— What the task requires —
Print all the entries verbatim.

— Stored data —
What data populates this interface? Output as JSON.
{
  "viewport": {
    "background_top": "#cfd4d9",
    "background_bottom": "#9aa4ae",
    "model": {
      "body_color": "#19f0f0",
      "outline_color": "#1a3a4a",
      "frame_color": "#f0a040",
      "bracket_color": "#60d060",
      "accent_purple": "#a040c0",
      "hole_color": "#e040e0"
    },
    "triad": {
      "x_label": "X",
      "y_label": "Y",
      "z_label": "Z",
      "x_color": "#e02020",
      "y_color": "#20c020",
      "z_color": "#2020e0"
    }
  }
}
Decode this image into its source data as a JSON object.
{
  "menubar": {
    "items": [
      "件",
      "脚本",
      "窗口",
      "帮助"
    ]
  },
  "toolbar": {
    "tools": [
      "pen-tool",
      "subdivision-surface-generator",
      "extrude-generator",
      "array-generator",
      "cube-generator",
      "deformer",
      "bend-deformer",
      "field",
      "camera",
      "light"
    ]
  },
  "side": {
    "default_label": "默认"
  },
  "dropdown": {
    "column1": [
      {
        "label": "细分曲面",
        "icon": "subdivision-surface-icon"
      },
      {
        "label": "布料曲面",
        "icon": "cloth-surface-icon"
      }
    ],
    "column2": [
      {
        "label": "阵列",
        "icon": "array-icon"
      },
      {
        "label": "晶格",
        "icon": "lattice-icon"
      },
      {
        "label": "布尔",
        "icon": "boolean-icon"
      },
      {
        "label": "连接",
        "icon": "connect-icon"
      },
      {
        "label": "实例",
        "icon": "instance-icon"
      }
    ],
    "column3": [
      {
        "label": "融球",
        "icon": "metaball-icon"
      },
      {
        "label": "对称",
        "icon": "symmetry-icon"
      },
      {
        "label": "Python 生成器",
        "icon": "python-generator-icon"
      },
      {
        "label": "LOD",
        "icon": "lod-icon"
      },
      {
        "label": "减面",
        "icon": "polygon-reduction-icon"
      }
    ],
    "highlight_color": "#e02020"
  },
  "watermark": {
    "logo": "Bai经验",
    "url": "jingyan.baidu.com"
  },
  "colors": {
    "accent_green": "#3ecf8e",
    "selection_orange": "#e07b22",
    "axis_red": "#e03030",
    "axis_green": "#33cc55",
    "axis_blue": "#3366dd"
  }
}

— Complete output —
What data populates this interface? Output as JSON.
{
  "viewport": {
    "background_top": "#cfd4d9",
    "background_bottom": "#9aa4ae",
    "model": {
      "body_color": "#19f0f0",
      "outline_color": "#1a3a4a",
      "frame_color": "#f0a040",
      "bracket_color": "#60d060",
      "accent_purple": "#a040c0",
      "hole_color": "#e040e0"
    },
    "triad": {
      "x_label": "X",
      "y_label": "Y",
      "z_label": "Z",
      "x_color": "#e02020",
      "y_color": "#20c020",
      "z_color": "#2020e0"
    }
  }
}
Decode this image into its source data as a JSON object.
{
  "menubar": {
    "items": [
      "件",
      "脚本",
      "窗口",
      "帮助"
    ]
  },
  "toolbar": {
    "tools": [
      "pen-tool",
      "subdivision-surface-generator",
      "extrude-generator",
      "array-generator",
      "cube-generator",
      "deformer",
      "bend-deformer",
      "field",
      "camera",
      "light"
    ]
  },
  "side": {
    "default_label": "默认"
  },
  "dropdown": {
    "column1": [
      {
        "label": "细分曲面",
        "icon": "subdivision-surface-icon"
      },
      {
        "label": "布料曲面",
        "icon": "cloth-surface-icon"
      }
    ],
    "column2": [
      {
        "label": "阵列",
        "icon": "array-icon"
      },
      {
        "label": "晶格",
        "icon": "lattice-icon"
      },
      {
        "label": "布尔",
        "icon": "boolean-icon"
      },
      {
        "label": "连接",
        "icon": "connect-icon"
      },
      {
        "label": "实例",
        "icon": "instance-icon"
      }
    ],
    "column3": [
      {
        "label": "融球",
        "icon": "metaball-icon"
      },
      {
        "label": "对称",
        "icon": "symmetry-icon"
      },
      {
        "label": "Python 生成器",
        "icon": "python-generator-icon"
      },
      {
        "label": "LOD",
        "icon": "lod-icon"
      },
      {
        "label": "减面",
        "icon": "polygon-reduction-icon"
      }
    ],
    "highlight_color": "#e02020"
  },
  "watermark": {
    "logo": "Bai经验",
    "url": "jingyan.baidu.com"
  },
  "colors": {
    "accent_green": "#3ecf8e",
    "selection_orange": "#e07b22",
    "axis_red": "#e03030",
    "axis_green": "#33cc55",
    "axis_blue": "#3366dd"
  }
}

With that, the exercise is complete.